[Chart and figure data]
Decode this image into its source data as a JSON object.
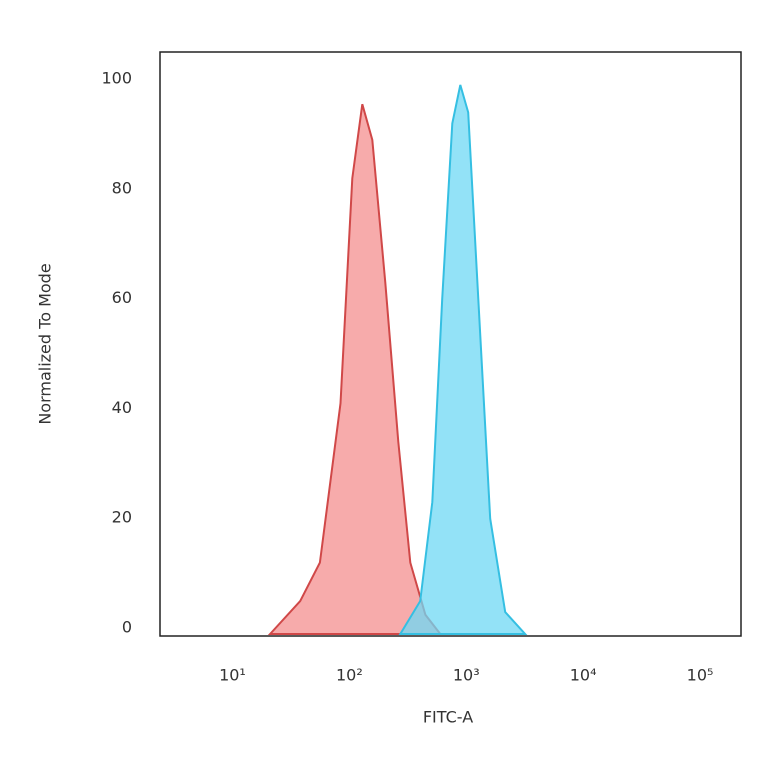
{
  "chart_data": {
    "type": "area",
    "x_label": "FITC-A",
    "y_label": "Normalized To Mode",
    "xlog": true,
    "xlim": [
      2.4,
      224000
    ],
    "ylim": [
      0,
      106
    ],
    "xticks": [
      {
        "value": 10,
        "label": "10¹"
      },
      {
        "value": 100,
        "label": "10²"
      },
      {
        "value": 1000,
        "label": "10³"
      },
      {
        "value": 10000,
        "label": "10⁴"
      },
      {
        "value": 100000,
        "label": "10⁵"
      }
    ],
    "yticks": [
      0,
      20,
      40,
      60,
      80,
      100
    ],
    "series": [
      {
        "color": "#f48f8f",
        "stroke": "#d04848",
        "x": [
          21,
          38,
          56,
          84,
          106,
          129,
          157,
          203,
          262,
          332,
          447,
          600
        ],
        "values": [
          0,
          6,
          13,
          42,
          83,
          96.5,
          90,
          64,
          35,
          13,
          3.5,
          0
        ]
      },
      {
        "color": "#6fd8f4",
        "stroke": "#35bfe2",
        "x": [
          273,
          404,
          512,
          623,
          759,
          889,
          1040,
          1267,
          1604,
          2153,
          3190
        ],
        "values": [
          0,
          6,
          24,
          61,
          93,
          100,
          95,
          61,
          21,
          4,
          0
        ]
      }
    ]
  }
}
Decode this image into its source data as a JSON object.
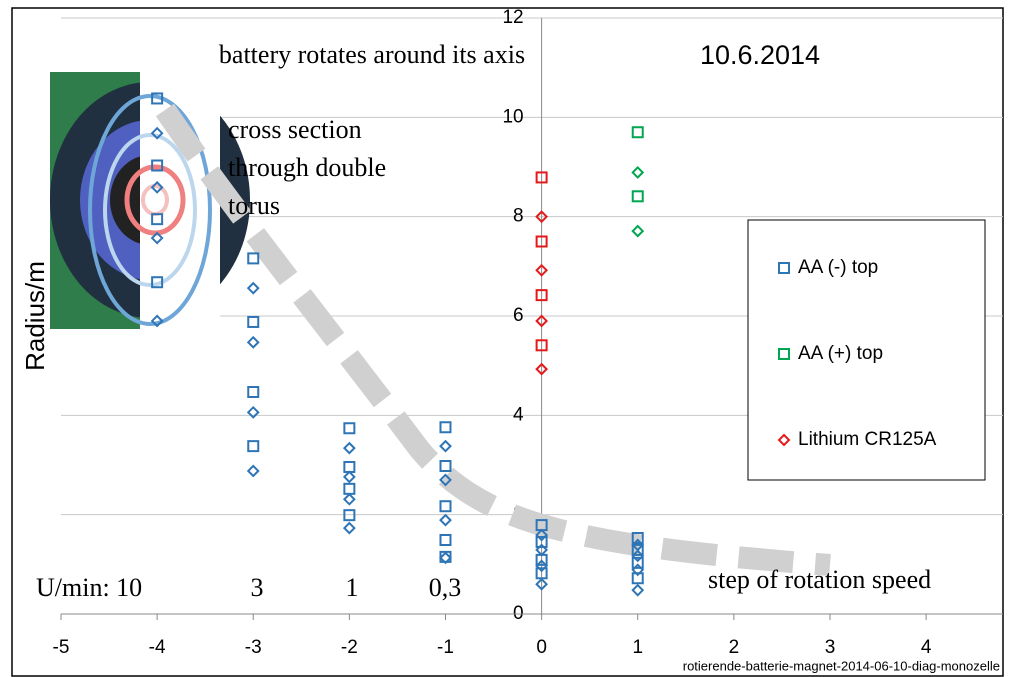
{
  "chart_data": {
    "type": "scatter",
    "title": "battery rotates around its axis",
    "date": "10.6.2014",
    "y_label": "Radius/m",
    "note_lines": [
      "cross section",
      "through double",
      "torus"
    ],
    "speed_labels": [
      "U/min: 10",
      "3",
      "1",
      "0,3"
    ],
    "trend_label": "step of rotation speed",
    "footer": "rotierende-batterie-magnet-2014-06-10-diag-monozelle",
    "xlim": [
      -5,
      4.8
    ],
    "ylim": [
      0,
      12
    ],
    "xticks": [
      -5,
      -4,
      -3,
      -2,
      -1,
      0,
      1,
      2,
      3,
      4
    ],
    "yticks": [
      0,
      2,
      4,
      6,
      8,
      10,
      12
    ],
    "grid": true,
    "series": [
      {
        "name": "AA (-) top",
        "color": "#2e75b6",
        "marker": "square",
        "x": [
          -4,
          -4,
          -4,
          -4,
          -3,
          -3,
          -3,
          -3,
          -2,
          -2,
          -2,
          -2,
          -1,
          -1,
          -1,
          -1,
          -1,
          0,
          0,
          0,
          0,
          1,
          1,
          1,
          1
        ],
        "values": [
          10.38,
          9.03,
          7.95,
          6.68,
          7.16,
          5.88,
          4.47,
          3.38,
          3.74,
          2.96,
          2.52,
          1.99,
          3.76,
          2.98,
          2.17,
          1.49,
          1.15,
          1.79,
          1.45,
          1.09,
          0.82,
          1.53,
          1.29,
          1.03,
          0.72
        ]
      },
      {
        "color": "#2e75b6",
        "marker": "diamond",
        "x": [
          -4,
          -4,
          -4,
          -4,
          -3,
          -3,
          -3,
          -3,
          -2,
          -2,
          -2,
          -2,
          -1,
          -1,
          -1,
          -1,
          0,
          0,
          0,
          0,
          1,
          1,
          1,
          1
        ],
        "values": [
          9.68,
          8.59,
          7.57,
          5.9,
          6.56,
          5.47,
          4.06,
          2.88,
          3.34,
          2.76,
          2.31,
          1.73,
          3.38,
          2.7,
          1.89,
          1.13,
          1.59,
          1.29,
          0.97,
          0.6,
          1.39,
          1.17,
          0.89,
          0.48
        ]
      },
      {
        "name": "AA (+) top",
        "color": "#00a650",
        "marker": "square",
        "x": [
          1,
          1
        ],
        "values": [
          9.7,
          8.41
        ]
      },
      {
        "color": "#00a650",
        "marker": "diamond",
        "x": [
          1,
          1
        ],
        "values": [
          8.89,
          7.71
        ]
      },
      {
        "color": "#e31a1c",
        "marker": "square",
        "x": [
          0,
          0,
          0,
          0
        ],
        "values": [
          8.79,
          7.5,
          6.42,
          5.41
        ]
      },
      {
        "name": "Lithium CR125A",
        "color": "#e31a1c",
        "marker": "diamond",
        "x": [
          0,
          0,
          0,
          0
        ],
        "values": [
          8.0,
          6.92,
          5.9,
          4.93
        ]
      }
    ]
  }
}
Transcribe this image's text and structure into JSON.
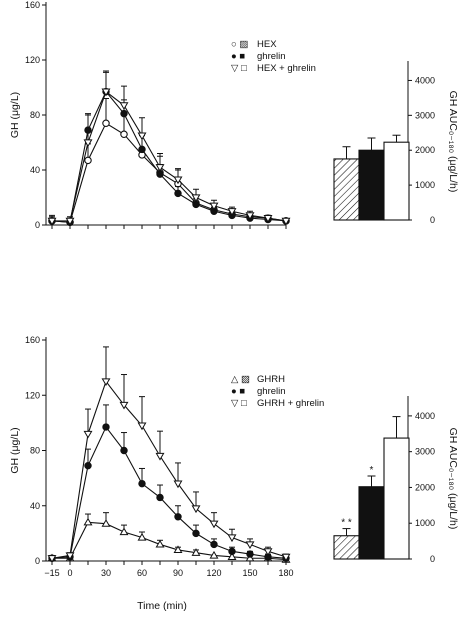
{
  "colors": {
    "ink": "#111111",
    "paper": "#ffffff"
  },
  "chart_data": [
    {
      "type": "line",
      "panel": "top",
      "xlabel": "",
      "ylabel": "GH (μg/L)",
      "xlim": [
        -20,
        180
      ],
      "ylim": [
        0,
        160
      ],
      "y_ticks": [
        0,
        40,
        80,
        120,
        160
      ],
      "x": [
        -15,
        0,
        15,
        30,
        45,
        60,
        75,
        90,
        105,
        120,
        135,
        150,
        165,
        180
      ],
      "series": [
        {
          "name": "HEX",
          "marker": "open-circle",
          "values": [
            3,
            2,
            47,
            74,
            66,
            51,
            38,
            30,
            16,
            11,
            8,
            6,
            5,
            3
          ],
          "errors": [
            4,
            3,
            12,
            18,
            14,
            14,
            12,
            10,
            5,
            4,
            3,
            2,
            2,
            1
          ]
        },
        {
          "name": "ghrelin",
          "marker": "filled-circle",
          "values": [
            3,
            2,
            69,
            97,
            81,
            55,
            37,
            23,
            15,
            10,
            7,
            5,
            4,
            3
          ],
          "errors": [
            2,
            2,
            12,
            14,
            10,
            10,
            7,
            5,
            4,
            3,
            2,
            2,
            1,
            1
          ]
        },
        {
          "name": "HEX + ghrelin",
          "marker": "open-triangle-down",
          "values": [
            3,
            3,
            60,
            97,
            87,
            65,
            42,
            33,
            20,
            14,
            10,
            7,
            5,
            3
          ],
          "errors": [
            3,
            3,
            20,
            15,
            14,
            13,
            10,
            8,
            6,
            4,
            3,
            3,
            2,
            1
          ]
        }
      ],
      "inset_bar": {
        "ylabel": "GH AUC₀₋₁₈₀ (μg/L/h)",
        "ylim": [
          0,
          4500
        ],
        "y_ticks": [
          0,
          1000,
          2000,
          3000,
          4000
        ],
        "bars": [
          {
            "name": "HEX",
            "fill": "hatched",
            "value": 1750,
            "error": 350,
            "sig": ""
          },
          {
            "name": "ghrelin",
            "fill": "black",
            "value": 2000,
            "error": 350,
            "sig": ""
          },
          {
            "name": "HEX + ghrelin",
            "fill": "white",
            "value": 2230,
            "error": 200,
            "sig": ""
          }
        ]
      },
      "legend": {
        "placement": "upper-right",
        "items": [
          {
            "symbols": "○ ▨",
            "label": "HEX"
          },
          {
            "symbols": "● ■",
            "label": "ghrelin"
          },
          {
            "symbols": "▽ □",
            "label": "HEX + ghrelin"
          }
        ]
      }
    },
    {
      "type": "line",
      "panel": "bottom",
      "xlabel": "Time (min)",
      "ylabel": "GH (μg/L)",
      "xlim": [
        -20,
        180
      ],
      "ylim": [
        0,
        160
      ],
      "y_ticks": [
        0,
        40,
        80,
        120,
        160
      ],
      "x_ticks": [
        -15,
        0,
        30,
        60,
        90,
        120,
        150,
        180
      ],
      "x": [
        -15,
        0,
        15,
        30,
        45,
        60,
        75,
        90,
        105,
        120,
        135,
        150,
        165,
        180
      ],
      "series": [
        {
          "name": "GHRH",
          "marker": "open-triangle-up",
          "values": [
            2,
            2,
            28,
            27,
            21,
            17,
            12,
            8,
            6,
            4,
            3,
            2,
            2,
            1
          ],
          "errors": [
            2,
            1,
            6,
            8,
            5,
            4,
            3,
            2,
            2,
            1,
            1,
            1,
            1,
            1
          ]
        },
        {
          "name": "ghrelin",
          "marker": "filled-circle",
          "values": [
            2,
            3,
            69,
            97,
            80,
            56,
            46,
            32,
            20,
            12,
            7,
            5,
            3,
            2
          ],
          "errors": [
            1,
            1,
            12,
            16,
            13,
            11,
            9,
            8,
            6,
            4,
            3,
            2,
            2,
            1
          ]
        },
        {
          "name": "GHRH + ghrelin",
          "marker": "open-triangle-down",
          "values": [
            2,
            4,
            92,
            130,
            113,
            98,
            76,
            56,
            38,
            27,
            17,
            12,
            7,
            3
          ],
          "errors": [
            1,
            2,
            18,
            25,
            22,
            21,
            18,
            15,
            12,
            8,
            6,
            4,
            3,
            2
          ]
        }
      ],
      "inset_bar": {
        "ylabel": "GH AUC₀₋₁₈₀ (μg/L/h)",
        "ylim": [
          0,
          4500
        ],
        "y_ticks": [
          0,
          1000,
          2000,
          3000,
          4000
        ],
        "bars": [
          {
            "name": "GHRH",
            "fill": "hatched",
            "value": 650,
            "error": 200,
            "sig": "* *"
          },
          {
            "name": "ghrelin",
            "fill": "black",
            "value": 2020,
            "error": 300,
            "sig": "*"
          },
          {
            "name": "GHRH + ghrelin",
            "fill": "white",
            "value": 3380,
            "error": 600,
            "sig": ""
          }
        ]
      },
      "legend": {
        "placement": "upper-right",
        "items": [
          {
            "symbols": "△ ▨",
            "label": "GHRH"
          },
          {
            "symbols": "● ■",
            "label": "ghrelin"
          },
          {
            "symbols": "▽ □",
            "label": "GHRH + ghrelin"
          }
        ]
      }
    }
  ]
}
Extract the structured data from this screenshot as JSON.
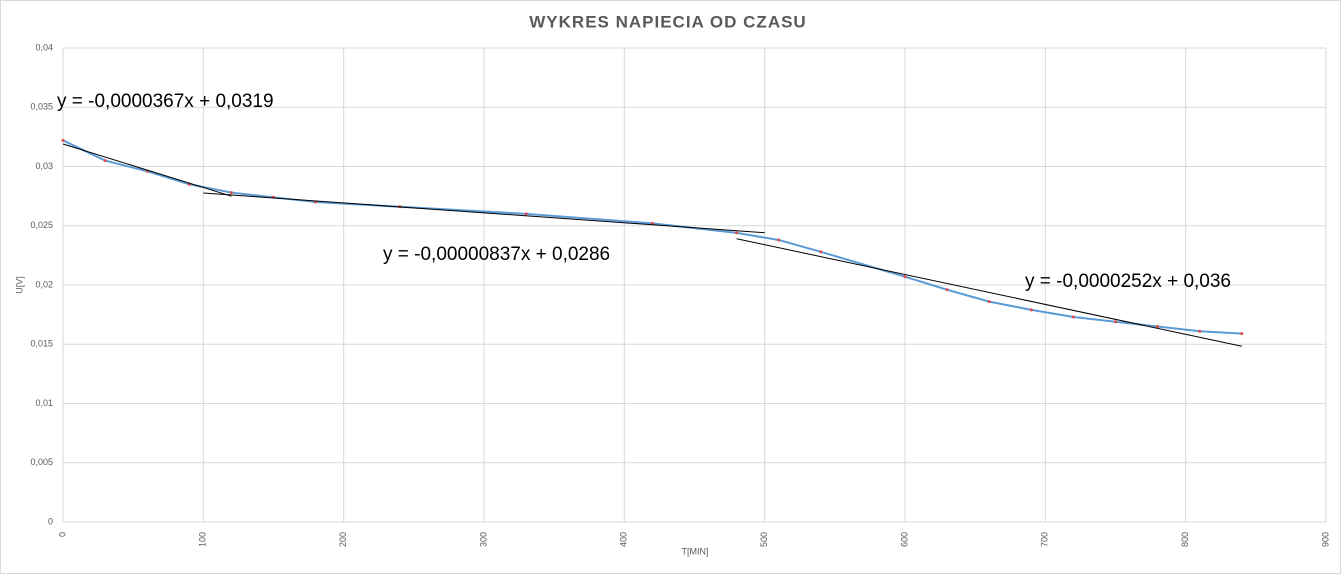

*REQUIRED TASK:*
The word "ghrelin" may appear on some lines. Report how many lines hold it, giving the number alone.

*FINAL RESULT:*
12